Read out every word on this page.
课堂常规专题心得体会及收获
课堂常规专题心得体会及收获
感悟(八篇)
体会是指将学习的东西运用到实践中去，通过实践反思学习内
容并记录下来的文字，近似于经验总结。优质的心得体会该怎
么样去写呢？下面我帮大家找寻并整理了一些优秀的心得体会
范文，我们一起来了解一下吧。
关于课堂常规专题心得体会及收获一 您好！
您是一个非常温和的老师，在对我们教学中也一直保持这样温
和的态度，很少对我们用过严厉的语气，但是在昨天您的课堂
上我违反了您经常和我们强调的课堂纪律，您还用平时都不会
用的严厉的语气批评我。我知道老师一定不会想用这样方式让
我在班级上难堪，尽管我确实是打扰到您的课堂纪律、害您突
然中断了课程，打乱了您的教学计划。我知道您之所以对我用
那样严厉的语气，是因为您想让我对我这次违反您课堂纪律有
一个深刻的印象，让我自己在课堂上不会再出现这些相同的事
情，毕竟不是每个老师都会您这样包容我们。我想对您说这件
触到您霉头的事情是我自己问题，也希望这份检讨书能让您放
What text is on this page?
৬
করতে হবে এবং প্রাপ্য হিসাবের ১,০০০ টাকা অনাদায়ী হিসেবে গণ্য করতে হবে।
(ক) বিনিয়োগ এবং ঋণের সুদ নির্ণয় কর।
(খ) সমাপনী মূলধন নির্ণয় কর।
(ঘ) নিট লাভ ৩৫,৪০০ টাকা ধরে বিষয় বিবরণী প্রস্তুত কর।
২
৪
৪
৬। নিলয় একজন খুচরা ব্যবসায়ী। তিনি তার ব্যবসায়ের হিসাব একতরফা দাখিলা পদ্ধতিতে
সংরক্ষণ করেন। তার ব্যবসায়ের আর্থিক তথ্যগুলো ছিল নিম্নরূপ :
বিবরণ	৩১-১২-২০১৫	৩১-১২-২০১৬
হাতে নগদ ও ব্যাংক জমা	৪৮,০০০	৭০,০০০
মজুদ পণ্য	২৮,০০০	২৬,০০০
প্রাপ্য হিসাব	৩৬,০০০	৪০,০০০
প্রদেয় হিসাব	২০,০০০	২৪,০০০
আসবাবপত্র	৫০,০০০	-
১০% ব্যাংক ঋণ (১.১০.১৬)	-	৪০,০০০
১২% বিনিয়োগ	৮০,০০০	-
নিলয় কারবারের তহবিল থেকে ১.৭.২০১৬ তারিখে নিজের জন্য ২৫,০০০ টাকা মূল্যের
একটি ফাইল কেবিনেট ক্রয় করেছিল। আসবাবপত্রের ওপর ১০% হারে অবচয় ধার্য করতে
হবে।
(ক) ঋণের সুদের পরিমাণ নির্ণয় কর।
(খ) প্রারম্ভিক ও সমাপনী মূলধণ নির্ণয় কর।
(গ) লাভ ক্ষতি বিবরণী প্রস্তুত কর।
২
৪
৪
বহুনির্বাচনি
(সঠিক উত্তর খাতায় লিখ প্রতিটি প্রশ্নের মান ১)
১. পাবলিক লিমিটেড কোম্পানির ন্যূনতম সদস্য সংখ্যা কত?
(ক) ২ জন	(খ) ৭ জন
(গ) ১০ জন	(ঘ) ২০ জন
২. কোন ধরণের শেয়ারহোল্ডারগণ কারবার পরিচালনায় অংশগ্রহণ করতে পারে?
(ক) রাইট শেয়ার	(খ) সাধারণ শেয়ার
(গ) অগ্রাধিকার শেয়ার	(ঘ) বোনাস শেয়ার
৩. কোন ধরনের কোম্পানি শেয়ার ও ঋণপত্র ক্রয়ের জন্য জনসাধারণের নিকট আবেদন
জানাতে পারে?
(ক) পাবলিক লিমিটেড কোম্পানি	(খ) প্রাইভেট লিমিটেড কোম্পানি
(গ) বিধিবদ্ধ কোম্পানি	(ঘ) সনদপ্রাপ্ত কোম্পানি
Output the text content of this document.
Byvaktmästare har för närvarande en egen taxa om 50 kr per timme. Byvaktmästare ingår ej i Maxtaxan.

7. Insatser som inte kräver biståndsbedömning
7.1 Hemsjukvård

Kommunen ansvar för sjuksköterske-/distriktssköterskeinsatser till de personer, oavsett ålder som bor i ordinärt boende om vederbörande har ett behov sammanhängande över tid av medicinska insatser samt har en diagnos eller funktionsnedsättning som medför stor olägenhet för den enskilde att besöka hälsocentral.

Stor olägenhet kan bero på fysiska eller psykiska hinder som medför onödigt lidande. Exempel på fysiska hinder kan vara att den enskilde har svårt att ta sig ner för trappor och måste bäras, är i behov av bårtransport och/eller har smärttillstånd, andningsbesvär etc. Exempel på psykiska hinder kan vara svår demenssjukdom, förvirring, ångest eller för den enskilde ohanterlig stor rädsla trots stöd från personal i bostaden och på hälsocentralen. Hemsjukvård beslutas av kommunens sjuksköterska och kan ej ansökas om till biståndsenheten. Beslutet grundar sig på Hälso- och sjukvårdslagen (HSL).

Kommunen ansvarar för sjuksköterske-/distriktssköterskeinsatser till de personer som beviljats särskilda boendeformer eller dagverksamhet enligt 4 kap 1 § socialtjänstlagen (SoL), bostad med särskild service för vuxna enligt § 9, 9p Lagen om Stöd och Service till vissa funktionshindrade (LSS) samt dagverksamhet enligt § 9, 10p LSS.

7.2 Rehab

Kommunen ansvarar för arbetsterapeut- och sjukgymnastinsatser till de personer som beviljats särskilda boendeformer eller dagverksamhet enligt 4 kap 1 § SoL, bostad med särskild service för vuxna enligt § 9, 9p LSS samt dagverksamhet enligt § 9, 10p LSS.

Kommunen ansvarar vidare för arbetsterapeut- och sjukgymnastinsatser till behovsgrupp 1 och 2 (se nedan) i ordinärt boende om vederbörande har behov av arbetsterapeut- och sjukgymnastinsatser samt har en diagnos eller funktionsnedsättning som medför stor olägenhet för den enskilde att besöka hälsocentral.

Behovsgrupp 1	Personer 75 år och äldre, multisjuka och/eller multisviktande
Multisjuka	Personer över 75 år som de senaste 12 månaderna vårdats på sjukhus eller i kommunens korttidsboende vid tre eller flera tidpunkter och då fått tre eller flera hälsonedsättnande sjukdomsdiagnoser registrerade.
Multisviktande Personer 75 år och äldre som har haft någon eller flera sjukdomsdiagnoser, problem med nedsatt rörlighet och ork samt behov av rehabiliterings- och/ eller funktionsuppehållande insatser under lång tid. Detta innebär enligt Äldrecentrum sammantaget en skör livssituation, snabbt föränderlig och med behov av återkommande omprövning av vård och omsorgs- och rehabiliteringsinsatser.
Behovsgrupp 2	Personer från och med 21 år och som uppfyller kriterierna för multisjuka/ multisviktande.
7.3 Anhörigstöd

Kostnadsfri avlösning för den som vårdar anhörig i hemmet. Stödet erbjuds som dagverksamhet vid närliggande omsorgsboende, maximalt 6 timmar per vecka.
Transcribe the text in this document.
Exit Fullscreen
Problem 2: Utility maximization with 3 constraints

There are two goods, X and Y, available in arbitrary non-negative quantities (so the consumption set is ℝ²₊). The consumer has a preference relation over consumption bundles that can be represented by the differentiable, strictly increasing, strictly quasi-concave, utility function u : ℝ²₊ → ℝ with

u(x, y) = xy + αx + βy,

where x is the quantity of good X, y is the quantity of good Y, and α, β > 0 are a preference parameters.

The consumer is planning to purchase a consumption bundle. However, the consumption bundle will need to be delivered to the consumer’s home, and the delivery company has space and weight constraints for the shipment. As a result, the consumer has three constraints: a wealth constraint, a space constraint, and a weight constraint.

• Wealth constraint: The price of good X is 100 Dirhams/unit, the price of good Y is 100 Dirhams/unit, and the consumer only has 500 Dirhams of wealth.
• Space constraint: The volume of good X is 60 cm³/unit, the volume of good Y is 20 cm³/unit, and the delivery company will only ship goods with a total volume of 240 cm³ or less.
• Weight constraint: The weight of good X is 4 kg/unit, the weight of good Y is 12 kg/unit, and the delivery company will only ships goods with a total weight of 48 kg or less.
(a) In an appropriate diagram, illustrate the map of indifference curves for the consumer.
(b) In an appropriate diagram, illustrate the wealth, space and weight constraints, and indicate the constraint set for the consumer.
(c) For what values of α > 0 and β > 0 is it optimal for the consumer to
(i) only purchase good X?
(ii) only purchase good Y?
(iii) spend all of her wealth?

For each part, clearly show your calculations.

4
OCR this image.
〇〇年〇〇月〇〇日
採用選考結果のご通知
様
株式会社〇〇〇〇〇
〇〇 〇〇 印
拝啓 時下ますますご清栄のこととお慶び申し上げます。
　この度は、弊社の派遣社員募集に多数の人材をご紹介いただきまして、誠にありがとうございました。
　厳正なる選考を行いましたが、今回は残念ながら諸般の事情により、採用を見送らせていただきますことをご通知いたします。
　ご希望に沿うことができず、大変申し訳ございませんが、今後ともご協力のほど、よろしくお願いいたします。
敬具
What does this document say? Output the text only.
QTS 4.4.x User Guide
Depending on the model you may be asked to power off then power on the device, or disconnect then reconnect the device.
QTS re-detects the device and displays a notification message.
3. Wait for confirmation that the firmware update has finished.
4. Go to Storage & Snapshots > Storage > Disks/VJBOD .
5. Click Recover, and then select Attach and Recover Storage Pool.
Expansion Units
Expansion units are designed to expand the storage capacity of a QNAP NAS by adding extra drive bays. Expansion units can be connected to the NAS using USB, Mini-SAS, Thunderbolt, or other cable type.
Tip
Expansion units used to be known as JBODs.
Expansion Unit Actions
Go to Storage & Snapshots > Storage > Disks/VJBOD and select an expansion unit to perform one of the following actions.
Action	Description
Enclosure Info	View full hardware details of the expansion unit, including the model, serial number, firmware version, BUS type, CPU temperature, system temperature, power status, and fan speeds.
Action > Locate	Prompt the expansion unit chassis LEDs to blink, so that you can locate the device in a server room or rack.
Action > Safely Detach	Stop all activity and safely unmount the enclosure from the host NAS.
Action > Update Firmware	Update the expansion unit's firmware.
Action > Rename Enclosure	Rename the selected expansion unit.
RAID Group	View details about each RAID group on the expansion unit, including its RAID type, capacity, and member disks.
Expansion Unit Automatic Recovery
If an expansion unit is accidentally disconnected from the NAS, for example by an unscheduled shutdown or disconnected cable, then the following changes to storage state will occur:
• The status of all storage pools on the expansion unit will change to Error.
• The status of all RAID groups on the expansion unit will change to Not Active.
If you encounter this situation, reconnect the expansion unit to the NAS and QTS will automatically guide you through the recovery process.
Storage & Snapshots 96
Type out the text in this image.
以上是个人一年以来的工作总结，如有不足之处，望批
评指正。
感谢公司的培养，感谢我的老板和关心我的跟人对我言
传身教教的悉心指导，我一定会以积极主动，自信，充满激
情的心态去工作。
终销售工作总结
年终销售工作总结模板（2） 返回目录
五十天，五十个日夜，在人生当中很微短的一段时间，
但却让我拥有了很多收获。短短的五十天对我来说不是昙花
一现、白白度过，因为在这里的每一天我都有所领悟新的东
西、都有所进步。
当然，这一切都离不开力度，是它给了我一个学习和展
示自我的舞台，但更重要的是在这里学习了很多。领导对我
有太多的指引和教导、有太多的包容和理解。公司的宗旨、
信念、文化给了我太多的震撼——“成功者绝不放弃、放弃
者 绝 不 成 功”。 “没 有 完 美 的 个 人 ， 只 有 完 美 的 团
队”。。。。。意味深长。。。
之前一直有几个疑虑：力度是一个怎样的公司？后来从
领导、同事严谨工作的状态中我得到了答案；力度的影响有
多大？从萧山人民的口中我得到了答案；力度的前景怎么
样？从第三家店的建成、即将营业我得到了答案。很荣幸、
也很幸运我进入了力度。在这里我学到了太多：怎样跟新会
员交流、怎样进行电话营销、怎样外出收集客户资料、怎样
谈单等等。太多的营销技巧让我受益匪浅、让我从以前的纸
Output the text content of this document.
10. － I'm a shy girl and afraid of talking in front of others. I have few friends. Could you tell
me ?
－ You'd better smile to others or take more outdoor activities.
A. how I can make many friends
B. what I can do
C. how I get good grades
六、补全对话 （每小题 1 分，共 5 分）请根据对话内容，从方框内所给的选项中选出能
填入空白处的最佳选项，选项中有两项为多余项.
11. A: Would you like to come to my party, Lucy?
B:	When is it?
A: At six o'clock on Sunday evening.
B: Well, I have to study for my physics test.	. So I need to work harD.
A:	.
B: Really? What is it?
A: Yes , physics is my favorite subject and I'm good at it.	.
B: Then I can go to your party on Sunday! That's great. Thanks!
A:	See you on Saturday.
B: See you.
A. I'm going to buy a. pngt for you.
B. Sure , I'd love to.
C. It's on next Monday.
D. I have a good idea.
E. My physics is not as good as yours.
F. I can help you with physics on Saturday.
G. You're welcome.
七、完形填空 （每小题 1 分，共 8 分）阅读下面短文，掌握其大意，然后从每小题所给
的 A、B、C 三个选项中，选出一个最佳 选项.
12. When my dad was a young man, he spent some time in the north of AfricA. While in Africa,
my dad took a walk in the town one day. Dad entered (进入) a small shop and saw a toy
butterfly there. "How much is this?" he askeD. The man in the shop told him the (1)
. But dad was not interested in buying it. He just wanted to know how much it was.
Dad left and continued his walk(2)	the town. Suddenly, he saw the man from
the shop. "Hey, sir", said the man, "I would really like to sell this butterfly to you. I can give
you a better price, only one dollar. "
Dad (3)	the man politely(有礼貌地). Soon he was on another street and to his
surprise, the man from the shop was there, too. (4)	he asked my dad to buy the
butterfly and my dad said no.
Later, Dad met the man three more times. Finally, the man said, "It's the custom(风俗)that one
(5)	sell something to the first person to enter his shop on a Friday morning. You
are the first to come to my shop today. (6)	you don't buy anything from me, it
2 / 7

**TASK DIRECTIONS:** Return every line containing "image".

**REPLY:**
OCR this image.
Type out the text in this image.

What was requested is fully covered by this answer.